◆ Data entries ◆
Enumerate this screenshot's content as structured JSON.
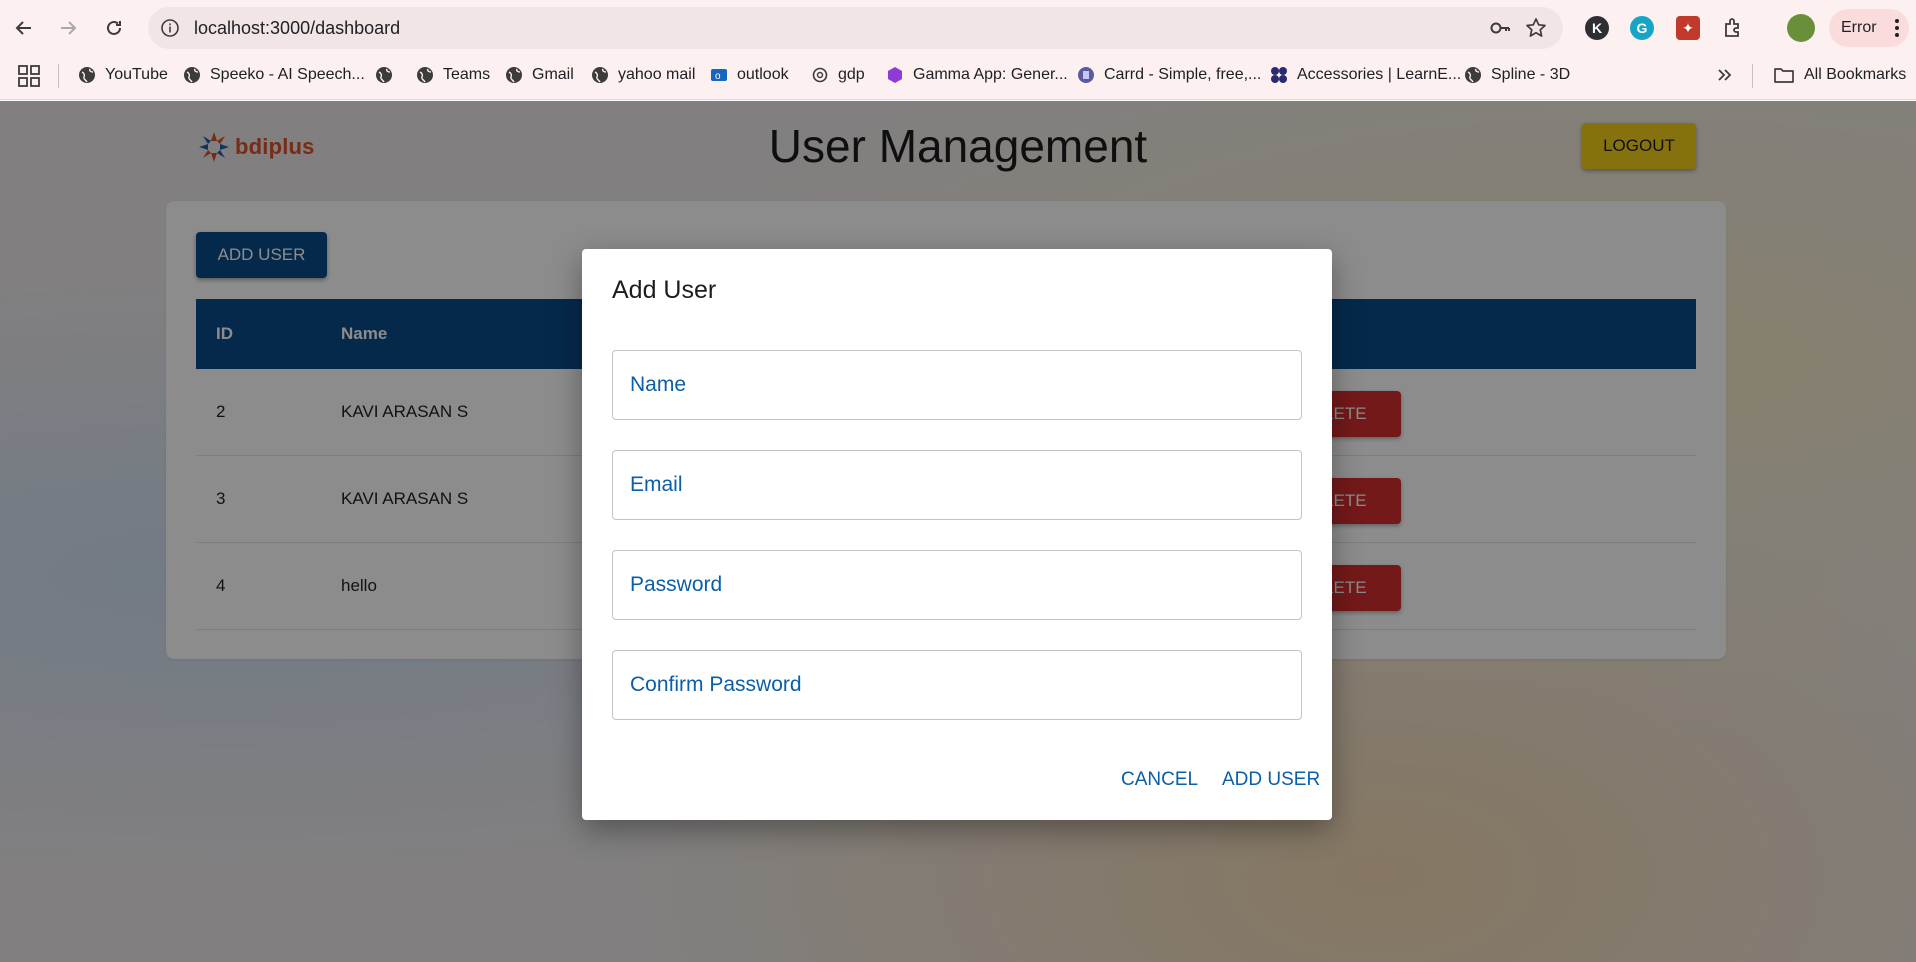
{
  "browser": {
    "url": "localhost:3000/dashboard",
    "profile_status": "Error",
    "bookmarks": [
      {
        "label": "YouTube"
      },
      {
        "label": "Speeko - AI Speech..."
      },
      {
        "label": ""
      },
      {
        "label": "Teams"
      },
      {
        "label": "Gmail"
      },
      {
        "label": "yahoo mail"
      },
      {
        "label": "outlook"
      },
      {
        "label": "gdp"
      },
      {
        "label": "Gamma App: Gener..."
      },
      {
        "label": "Carrd - Simple, free,..."
      },
      {
        "label": "Accessories | LearnE..."
      },
      {
        "label": "Spline - 3D"
      }
    ],
    "all_bookmarks": "All Bookmarks"
  },
  "header": {
    "logo_text": "bdiplus",
    "title": "User Management",
    "logout_label": "LOGOUT"
  },
  "main": {
    "add_user_label": "ADD USER",
    "columns": [
      "ID",
      "Name"
    ],
    "rows": [
      {
        "id": "2",
        "name": "KAVI ARASAN S",
        "action": "DELETE"
      },
      {
        "id": "3",
        "name": "KAVI ARASAN S",
        "action": "DELETE"
      },
      {
        "id": "4",
        "name": "hello",
        "action": "DELETE"
      }
    ]
  },
  "dialog": {
    "title": "Add User",
    "fields": {
      "name_placeholder": "Name",
      "email_placeholder": "Email",
      "password_placeholder": "Password",
      "confirm_placeholder": "Confirm Password"
    },
    "cancel_label": "CANCEL",
    "submit_label": "ADD USER"
  },
  "colors": {
    "primary": "#0a4c89",
    "logout": "#f3d01a",
    "delete": "#d32f2f",
    "link": "#0a5fa8"
  }
}
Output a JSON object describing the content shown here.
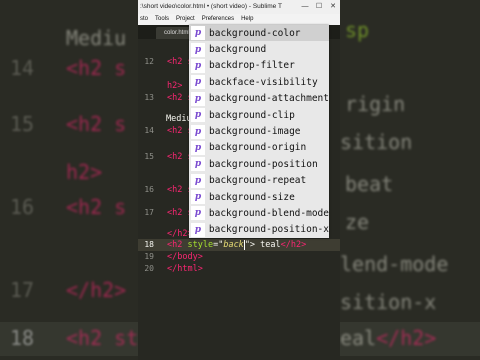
{
  "window": {
    "title": "color.html • (short video) - Sublime T...",
    "title_full": ":\\short video\\color.html • (short video) - Sublime T",
    "minimize": "—",
    "maximize": "☐",
    "close": "✕"
  },
  "menu": [
    "sto",
    "Tools",
    "Project",
    "Preferences",
    "Help"
  ],
  "tab": {
    "label": "color.html"
  },
  "gutter": [
    "12",
    "13",
    "14",
    "15",
    "16",
    "17",
    "18",
    "19",
    "20"
  ],
  "code_lines": {
    "l12": "<h2 s",
    "l12b": "h2>",
    "l13": "<h2 s",
    "l13b": "Mediu",
    "l14": "<h2 s",
    "l15": "<h2 s",
    "l16": "<h2 s",
    "l17b": "</h2>",
    "l18a": "<h2 ",
    "l18b": "style",
    "l18c": "=\"",
    "l18d": "back",
    "l18e": "\"> teal",
    "l18f": "</h2>",
    "l19": "</body>",
    "l20": "</html>"
  },
  "autocomplete": [
    "background-color",
    "background",
    "backdrop-filter",
    "backface-visibility",
    "background-attachment",
    "background-clip",
    "background-image",
    "background-origin",
    "background-position",
    "background-repeat",
    "background-size",
    "background-blend-mode",
    "background-position-x"
  ],
  "autocomplete_kind": "p",
  "background": {
    "lines": [
      "Mediu",
      "14  <h2 s",
      "        sp",
      "15  <h2 s",
      "        rigin",
      "h2>",
      "        sition",
      "16  <h2 s",
      "        beat",
      "<h2 s",
      "        ze",
      "17  </h2>",
      "        lend-mode",
      "        sition-x",
      "18  <h2 st",
      "        eal</h2>"
    ]
  },
  "colors": {
    "editor_bg": "#272822",
    "tag": "#f92672",
    "attr": "#a6e22e",
    "string": "#e6db74"
  }
}
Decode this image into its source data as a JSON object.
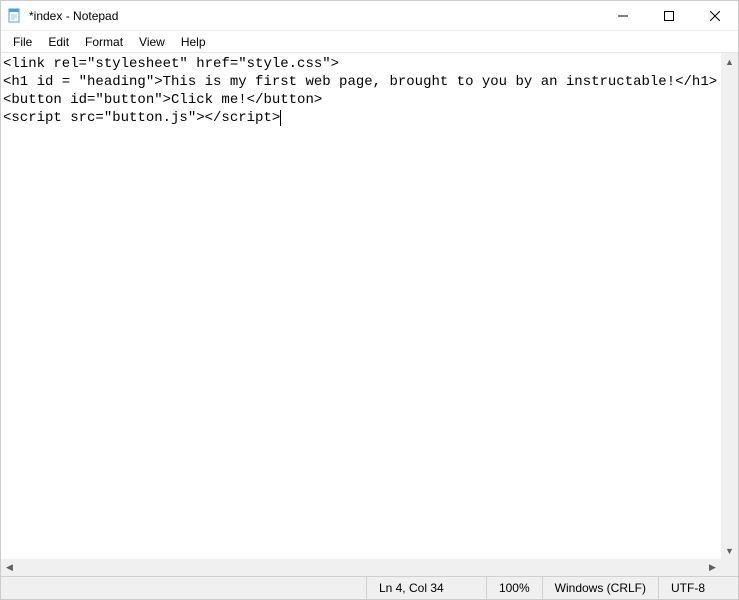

◆ The problem ◆
Restate each entry word for word, please, but drop any images it holds.

◆ Reply to the task ◆
Enumerate this screenshot's content as structured JSON.
{
  "browser": {
    "url": "localhost:3000/dashboard",
    "profile_status": "Error",
    "bookmarks": [
      {
        "label": "YouTube"
      },
      {
        "label": "Speeko - AI Speech..."
      },
      {
        "label": ""
      },
      {
        "label": "Teams"
      },
      {
        "label": "Gmail"
      },
      {
        "label": "yahoo mail"
      },
      {
        "label": "outlook"
      },
      {
        "label": "gdp"
      },
      {
        "label": "Gamma App: Gener..."
      },
      {
        "label": "Carrd - Simple, free,..."
      },
      {
        "label": "Accessories | LearnE..."
      },
      {
        "label": "Spline - 3D"
      }
    ],
    "all_bookmarks": "All Bookmarks"
  },
  "header": {
    "logo_text": "bdiplus",
    "title": "User Management",
    "logout_label": "LOGOUT"
  },
  "main": {
    "add_user_label": "ADD USER",
    "columns": [
      "ID",
      "Name"
    ],
    "rows": [
      {
        "id": "2",
        "name": "KAVI ARASAN S",
        "action": "DELETE"
      },
      {
        "id": "3",
        "name": "KAVI ARASAN S",
        "action": "DELETE"
      },
      {
        "id": "4",
        "name": "hello",
        "action": "DELETE"
      }
    ]
  },
  "dialog": {
    "title": "Add User",
    "fields": {
      "name_placeholder": "Name",
      "email_placeholder": "Email",
      "password_placeholder": "Password",
      "confirm_placeholder": "Confirm Password"
    },
    "cancel_label": "CANCEL",
    "submit_label": "ADD USER"
  },
  "colors": {
    "primary": "#0a4c89",
    "logout": "#f3d01a",
    "delete": "#d32f2f",
    "link": "#0a5fa8"
  }
}
Output a JSON object describing the content shown here.
{
  "window": {
    "title": "color.html • (short video) - Sublime T...",
    "title_full": ":\\short video\\color.html • (short video) - Sublime T",
    "minimize": "—",
    "maximize": "☐",
    "close": "✕"
  },
  "menu": [
    "sto",
    "Tools",
    "Project",
    "Preferences",
    "Help"
  ],
  "tab": {
    "label": "color.html"
  },
  "gutter": [
    "12",
    "13",
    "14",
    "15",
    "16",
    "17",
    "18",
    "19",
    "20"
  ],
  "code_lines": {
    "l12": "<h2 s",
    "l12b": "h2>",
    "l13": "<h2 s",
    "l13b": "Mediu",
    "l14": "<h2 s",
    "l15": "<h2 s",
    "l16": "<h2 s",
    "l17b": "</h2>",
    "l18a": "<h2 ",
    "l18b": "style",
    "l18c": "=\"",
    "l18d": "back",
    "l18e": "\"> teal",
    "l18f": "</h2>",
    "l19": "</body>",
    "l20": "</html>"
  },
  "autocomplete": [
    "background-color",
    "background",
    "backdrop-filter",
    "backface-visibility",
    "background-attachment",
    "background-clip",
    "background-image",
    "background-origin",
    "background-position",
    "background-repeat",
    "background-size",
    "background-blend-mode",
    "background-position-x"
  ],
  "autocomplete_kind": "p",
  "background": {
    "lines": [
      "Mediu",
      "14  <h2 s",
      "        sp",
      "15  <h2 s",
      "        rigin",
      "h2>",
      "        sition",
      "16  <h2 s",
      "        beat",
      "<h2 s",
      "        ze",
      "17  </h2>",
      "        lend-mode",
      "        sition-x",
      "18  <h2 st",
      "        eal</h2>"
    ]
  },
  "colors": {
    "editor_bg": "#272822",
    "tag": "#f92672",
    "attr": "#a6e22e",
    "string": "#e6db74"
  }
}
Decode this image into its source data as a JSON object.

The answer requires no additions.